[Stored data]

--*--

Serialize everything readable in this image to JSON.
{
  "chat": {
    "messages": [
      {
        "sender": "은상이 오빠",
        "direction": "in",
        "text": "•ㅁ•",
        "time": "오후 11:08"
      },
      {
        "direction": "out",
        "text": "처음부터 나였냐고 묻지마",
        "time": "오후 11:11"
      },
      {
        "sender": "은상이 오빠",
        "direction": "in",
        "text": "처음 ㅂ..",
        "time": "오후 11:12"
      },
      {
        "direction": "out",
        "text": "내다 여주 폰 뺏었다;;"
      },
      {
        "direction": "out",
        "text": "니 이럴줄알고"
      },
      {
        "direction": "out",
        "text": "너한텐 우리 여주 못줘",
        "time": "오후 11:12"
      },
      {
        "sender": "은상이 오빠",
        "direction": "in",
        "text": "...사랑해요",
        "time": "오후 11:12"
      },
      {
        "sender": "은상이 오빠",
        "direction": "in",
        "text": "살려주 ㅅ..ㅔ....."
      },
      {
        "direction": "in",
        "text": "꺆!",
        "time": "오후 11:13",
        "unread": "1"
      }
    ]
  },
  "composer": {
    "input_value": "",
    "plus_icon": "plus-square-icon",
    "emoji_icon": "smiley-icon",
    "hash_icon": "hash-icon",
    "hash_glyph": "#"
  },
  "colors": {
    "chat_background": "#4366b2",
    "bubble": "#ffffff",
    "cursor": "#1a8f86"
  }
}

--*--

SHORT EXERCISE:
Extract each line from the listing above, please, and repeat it exactly.

TASK SOLUTION:
Serialize everything readable in this image to JSON.
{
  "chat": {
    "messages": [
      {
        "sender": "은상이 오빠",
        "direction": "in",
        "text": "•ㅁ•",
        "time": "오후 11:08"
      },
      {
        "direction": "out",
        "text": "처음부터 나였냐고 묻지마",
        "time": "오후 11:11"
      },
      {
        "sender": "은상이 오빠",
        "direction": "in",
        "text": "처음 ㅂ..",
        "time": "오후 11:12"
      },
      {
        "direction": "out",
        "text": "내다 여주 폰 뺏었다;;"
      },
      {
        "direction": "out",
        "text": "니 이럴줄알고"
      },
      {
        "direction": "out",
        "text": "너한텐 우리 여주 못줘",
        "time": "오후 11:12"
      },
      {
        "sender": "은상이 오빠",
        "direction": "in",
        "text": "...사랑해요",
        "time": "오후 11:12"
      },
      {
        "sender": "은상이 오빠",
        "direction": "in",
        "text": "살려주 ㅅ..ㅔ....."
      },
      {
        "direction": "in",
        "text": "꺆!",
        "time": "오후 11:13",
        "unread": "1"
      }
    ]
  },
  "composer": {
    "input_value": "",
    "plus_icon": "plus-square-icon",
    "emoji_icon": "smiley-icon",
    "hash_icon": "hash-icon",
    "hash_glyph": "#"
  },
  "colors": {
    "chat_background": "#4366b2",
    "bubble": "#ffffff",
    "cursor": "#1a8f86"
  }
}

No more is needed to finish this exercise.